Directions -
Each entry below should be echoed exactly, with pictures omitted.

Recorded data

<<<<

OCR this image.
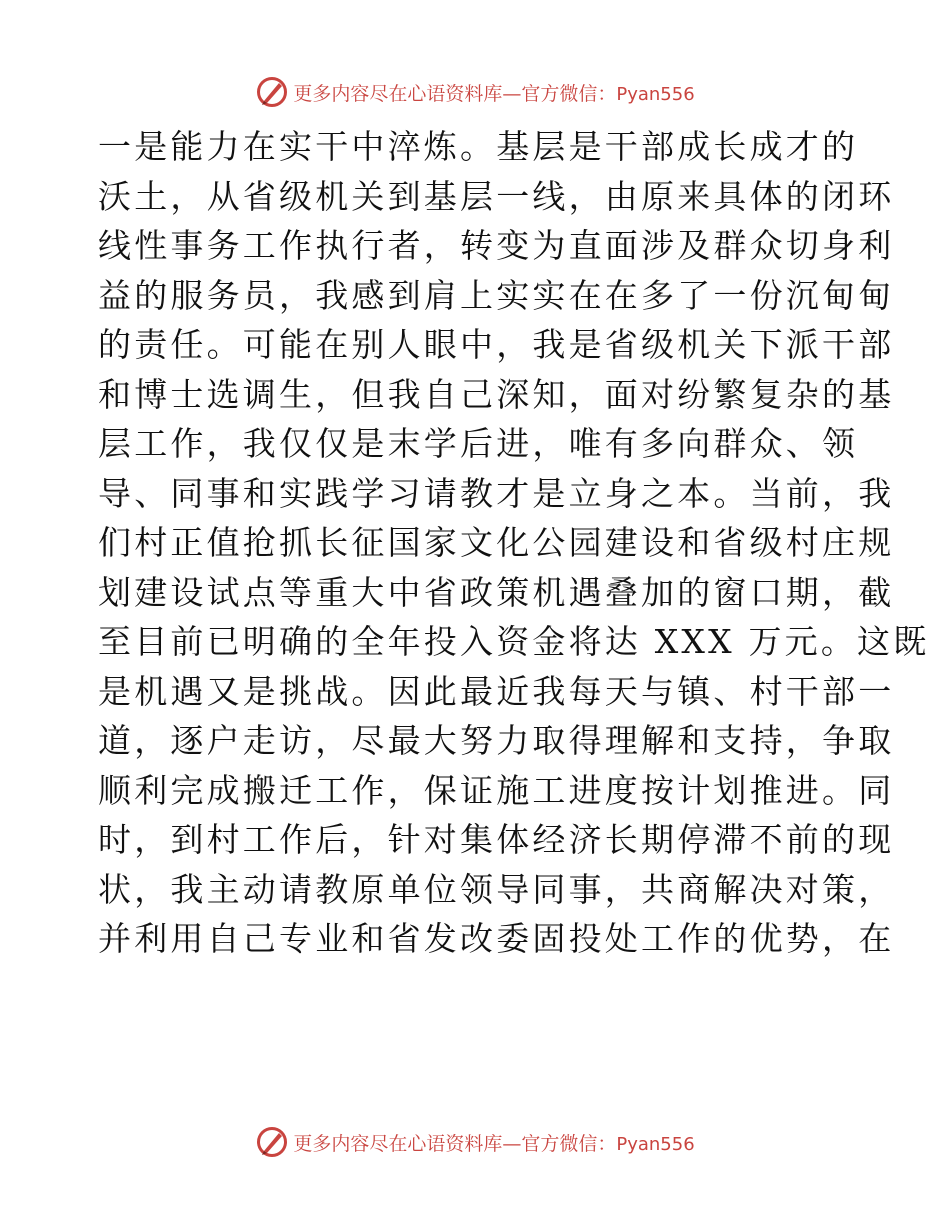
更多内容尽在心语资料库—官方微信：Pyan556
一是能力在实干中淬炼。基层是干部成长成才的
沃土，从省级机关到基层一线，由原来具体的闭环
线性事务工作执行者，转变为直面涉及群众切身利
益的服务员，我感到肩上实实在在多了一份沉甸甸
的责任。可能在别人眼中，我是省级机关下派干部
和博士选调生，但我自己深知，面对纷繁复杂的基
层工作，我仅仅是末学后进，唯有多向群众、领
导、同事和实践学习请教才是立身之本。当前，我
们村正值抢抓长征国家文化公园建设和省级村庄规
划建设试点等重大中省政策机遇叠加的窗口期，截
至目前已明确的全年投入资金将达 XXX 万元。这既
是机遇又是挑战。因此最近我每天与镇、村干部一
道，逐户走访，尽最大努力取得理解和支持，争取
顺利完成搬迁工作，保证施工进度按计划推进。同
时，到村工作后，针对集体经济长期停滞不前的现
状，我主动请教原单位领导同事，共商解决对策，
并利用自己专业和省发改委固投处工作的优势，在
更多内容尽在心语资料库—官方微信：Pyan556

>>>>

Exercise solution -
OCR this image.
更多内容尽在心语资料库—官方微信：Pyan556
一是能力在实干中淬炼。基层是干部成长成才的
沃土，从省级机关到基层一线，由原来具体的闭环
线性事务工作执行者，转变为直面涉及群众切身利
益的服务员，我感到肩上实实在在多了一份沉甸甸
的责任。可能在别人眼中，我是省级机关下派干部
和博士选调生，但我自己深知，面对纷繁复杂的基
层工作，我仅仅是末学后进，唯有多向群众、领
导、同事和实践学习请教才是立身之本。当前，我
们村正值抢抓长征国家文化公园建设和省级村庄规
划建设试点等重大中省政策机遇叠加的窗口期，截
至目前已明确的全年投入资金将达 XXX 万元。这既
是机遇又是挑战。因此最近我每天与镇、村干部一
道，逐户走访，尽最大努力取得理解和支持，争取
顺利完成搬迁工作，保证施工进度按计划推进。同
时，到村工作后，针对集体经济长期停滞不前的现
状，我主动请教原单位领导同事，共商解决对策，
并利用自己专业和省发改委固投处工作的优势，在
更多内容尽在心语资料库—官方微信：Pyan556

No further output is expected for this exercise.